··· SUPPLIED INFORMATION

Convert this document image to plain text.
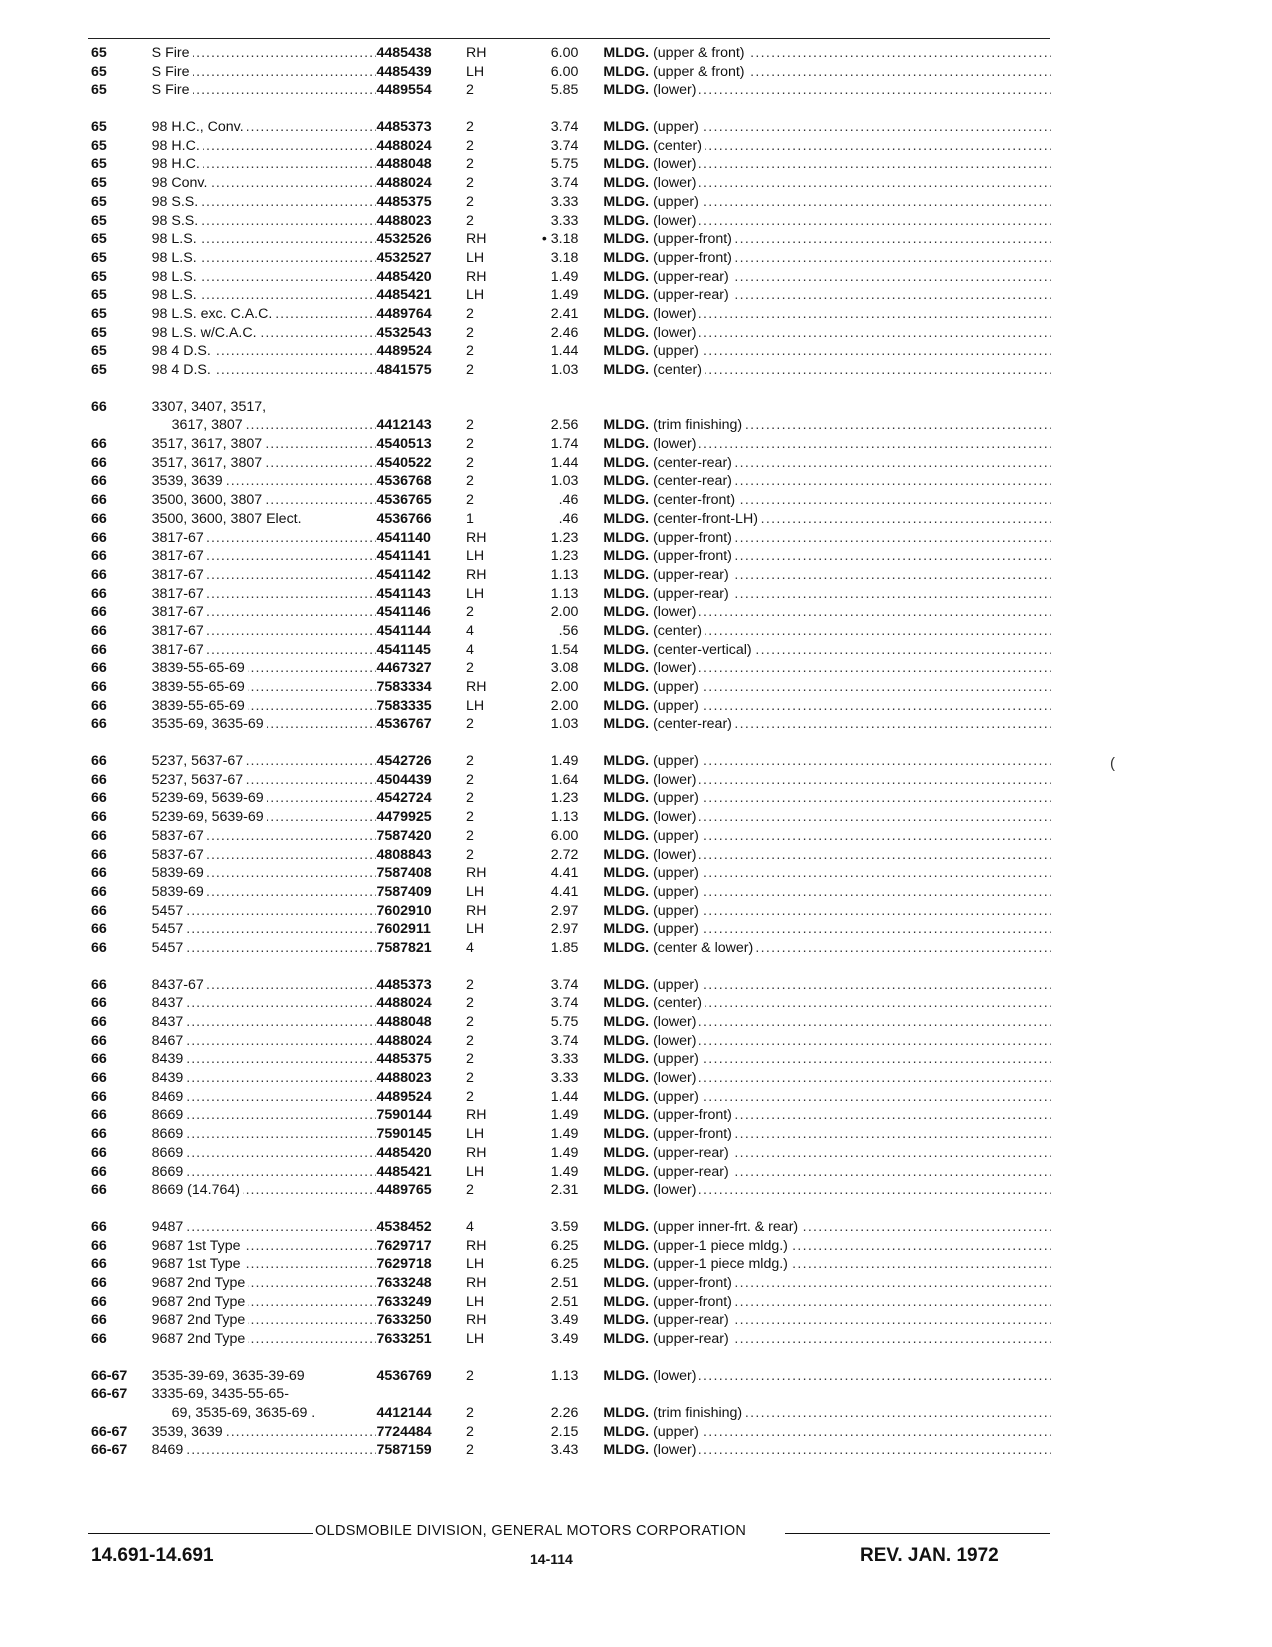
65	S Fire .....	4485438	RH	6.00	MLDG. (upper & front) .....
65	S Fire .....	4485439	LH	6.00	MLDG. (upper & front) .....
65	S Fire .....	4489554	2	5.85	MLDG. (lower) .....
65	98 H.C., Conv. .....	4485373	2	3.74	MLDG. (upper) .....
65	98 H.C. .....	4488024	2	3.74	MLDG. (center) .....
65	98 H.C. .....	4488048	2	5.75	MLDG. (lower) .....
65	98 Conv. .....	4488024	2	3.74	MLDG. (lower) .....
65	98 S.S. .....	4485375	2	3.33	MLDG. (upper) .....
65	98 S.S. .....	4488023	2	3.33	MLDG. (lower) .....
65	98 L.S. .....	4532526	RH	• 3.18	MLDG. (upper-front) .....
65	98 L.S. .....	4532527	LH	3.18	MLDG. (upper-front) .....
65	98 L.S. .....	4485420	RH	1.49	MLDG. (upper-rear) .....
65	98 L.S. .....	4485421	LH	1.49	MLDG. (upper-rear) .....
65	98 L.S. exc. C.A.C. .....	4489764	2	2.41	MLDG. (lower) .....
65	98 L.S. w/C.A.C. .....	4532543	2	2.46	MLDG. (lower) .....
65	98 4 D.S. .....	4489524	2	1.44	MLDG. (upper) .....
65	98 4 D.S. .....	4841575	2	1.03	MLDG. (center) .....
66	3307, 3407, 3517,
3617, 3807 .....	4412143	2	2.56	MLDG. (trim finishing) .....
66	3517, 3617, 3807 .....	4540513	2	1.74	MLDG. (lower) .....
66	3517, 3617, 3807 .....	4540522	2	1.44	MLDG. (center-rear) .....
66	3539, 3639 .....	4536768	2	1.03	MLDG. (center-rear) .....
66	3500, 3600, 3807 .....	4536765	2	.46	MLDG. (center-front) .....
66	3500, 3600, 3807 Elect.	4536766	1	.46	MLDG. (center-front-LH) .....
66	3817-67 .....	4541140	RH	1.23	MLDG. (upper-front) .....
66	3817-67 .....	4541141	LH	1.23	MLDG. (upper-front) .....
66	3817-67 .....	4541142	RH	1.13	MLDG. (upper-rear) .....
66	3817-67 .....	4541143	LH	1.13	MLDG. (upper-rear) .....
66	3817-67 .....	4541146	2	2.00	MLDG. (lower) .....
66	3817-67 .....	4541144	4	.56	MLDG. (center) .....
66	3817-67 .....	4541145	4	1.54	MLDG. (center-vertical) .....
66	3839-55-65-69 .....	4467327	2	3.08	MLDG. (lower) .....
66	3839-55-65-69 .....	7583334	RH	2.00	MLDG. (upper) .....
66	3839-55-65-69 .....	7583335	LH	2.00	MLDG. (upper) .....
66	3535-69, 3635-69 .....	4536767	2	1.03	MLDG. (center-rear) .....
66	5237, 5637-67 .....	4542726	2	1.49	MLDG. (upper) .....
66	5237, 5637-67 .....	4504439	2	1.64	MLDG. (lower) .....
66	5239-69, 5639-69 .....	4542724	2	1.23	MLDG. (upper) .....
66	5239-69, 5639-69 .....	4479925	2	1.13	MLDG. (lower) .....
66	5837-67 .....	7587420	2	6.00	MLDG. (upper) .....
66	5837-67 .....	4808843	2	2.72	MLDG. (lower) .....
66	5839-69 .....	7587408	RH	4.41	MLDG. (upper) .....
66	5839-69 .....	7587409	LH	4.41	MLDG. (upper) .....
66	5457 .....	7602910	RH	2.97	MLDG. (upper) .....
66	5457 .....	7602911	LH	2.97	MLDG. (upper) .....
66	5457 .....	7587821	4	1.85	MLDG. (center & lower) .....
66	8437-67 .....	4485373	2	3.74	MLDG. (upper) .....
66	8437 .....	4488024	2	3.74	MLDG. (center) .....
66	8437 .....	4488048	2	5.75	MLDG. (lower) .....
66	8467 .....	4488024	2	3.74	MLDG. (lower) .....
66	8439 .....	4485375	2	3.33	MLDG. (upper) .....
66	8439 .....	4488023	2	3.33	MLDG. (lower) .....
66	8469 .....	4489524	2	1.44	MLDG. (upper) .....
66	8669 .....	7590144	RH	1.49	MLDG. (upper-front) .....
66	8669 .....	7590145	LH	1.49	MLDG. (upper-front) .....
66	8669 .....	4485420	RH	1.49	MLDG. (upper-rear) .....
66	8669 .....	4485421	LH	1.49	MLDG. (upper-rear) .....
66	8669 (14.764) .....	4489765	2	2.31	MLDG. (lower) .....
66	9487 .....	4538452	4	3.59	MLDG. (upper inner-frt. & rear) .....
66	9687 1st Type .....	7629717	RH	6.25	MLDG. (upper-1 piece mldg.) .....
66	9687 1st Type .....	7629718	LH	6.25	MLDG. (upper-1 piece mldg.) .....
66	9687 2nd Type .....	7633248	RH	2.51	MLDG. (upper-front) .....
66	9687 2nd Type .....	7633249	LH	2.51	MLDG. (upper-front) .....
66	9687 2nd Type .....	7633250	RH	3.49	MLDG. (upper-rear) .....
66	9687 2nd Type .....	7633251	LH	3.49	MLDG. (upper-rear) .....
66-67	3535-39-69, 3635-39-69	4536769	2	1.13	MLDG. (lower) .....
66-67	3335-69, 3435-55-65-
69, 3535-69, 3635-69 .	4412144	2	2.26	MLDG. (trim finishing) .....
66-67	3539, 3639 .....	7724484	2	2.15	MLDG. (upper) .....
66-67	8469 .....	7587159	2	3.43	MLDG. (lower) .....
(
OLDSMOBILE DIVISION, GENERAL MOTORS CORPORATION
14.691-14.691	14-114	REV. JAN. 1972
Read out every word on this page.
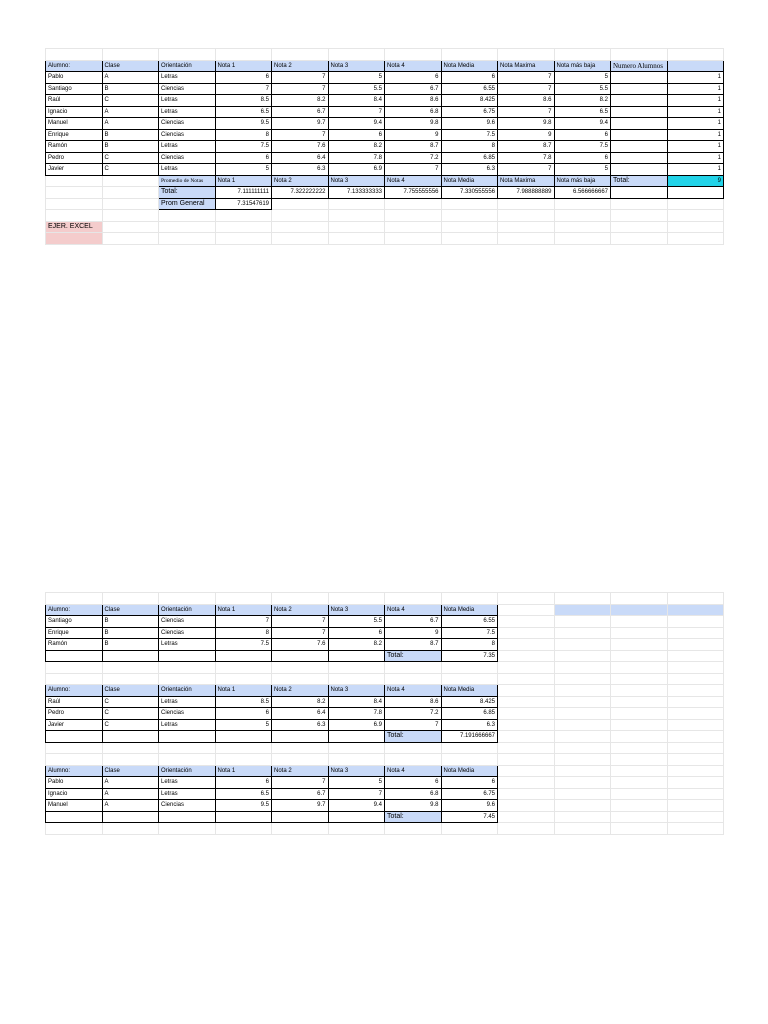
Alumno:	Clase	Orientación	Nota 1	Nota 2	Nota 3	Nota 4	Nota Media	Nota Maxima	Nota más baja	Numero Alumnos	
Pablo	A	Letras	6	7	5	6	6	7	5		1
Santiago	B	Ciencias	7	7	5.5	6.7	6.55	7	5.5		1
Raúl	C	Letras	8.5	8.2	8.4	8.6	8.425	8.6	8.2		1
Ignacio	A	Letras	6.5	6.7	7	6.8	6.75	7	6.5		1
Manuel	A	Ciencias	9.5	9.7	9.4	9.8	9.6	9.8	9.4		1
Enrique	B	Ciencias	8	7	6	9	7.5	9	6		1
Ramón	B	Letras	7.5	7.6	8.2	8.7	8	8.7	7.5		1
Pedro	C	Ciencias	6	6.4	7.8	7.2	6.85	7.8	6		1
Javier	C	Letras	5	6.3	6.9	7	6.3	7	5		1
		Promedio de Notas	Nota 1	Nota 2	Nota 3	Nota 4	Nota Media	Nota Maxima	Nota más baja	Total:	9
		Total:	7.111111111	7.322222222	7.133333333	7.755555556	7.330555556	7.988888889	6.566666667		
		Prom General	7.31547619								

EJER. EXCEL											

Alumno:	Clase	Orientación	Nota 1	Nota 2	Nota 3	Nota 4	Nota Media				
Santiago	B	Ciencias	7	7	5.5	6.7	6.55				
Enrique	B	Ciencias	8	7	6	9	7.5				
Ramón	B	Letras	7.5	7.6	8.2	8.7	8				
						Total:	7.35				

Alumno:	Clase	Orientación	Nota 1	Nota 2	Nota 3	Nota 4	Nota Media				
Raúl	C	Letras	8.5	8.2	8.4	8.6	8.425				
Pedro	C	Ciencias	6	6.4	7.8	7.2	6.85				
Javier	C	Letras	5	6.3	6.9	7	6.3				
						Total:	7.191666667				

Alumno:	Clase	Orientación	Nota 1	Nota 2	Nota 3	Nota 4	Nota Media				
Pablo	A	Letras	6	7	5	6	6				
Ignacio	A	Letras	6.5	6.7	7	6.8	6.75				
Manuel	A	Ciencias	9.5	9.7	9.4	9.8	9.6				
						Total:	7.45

······

> **TASK GOAL**: Which lines contain the word "Javier"? Copy each of them.

> **FINISHED ANSWER**:
Javier	C	Letras	5	6.3	6.9	7	6.3	7	5		1
Javier	C	Letras	5	6.3	6.9	7	6.3				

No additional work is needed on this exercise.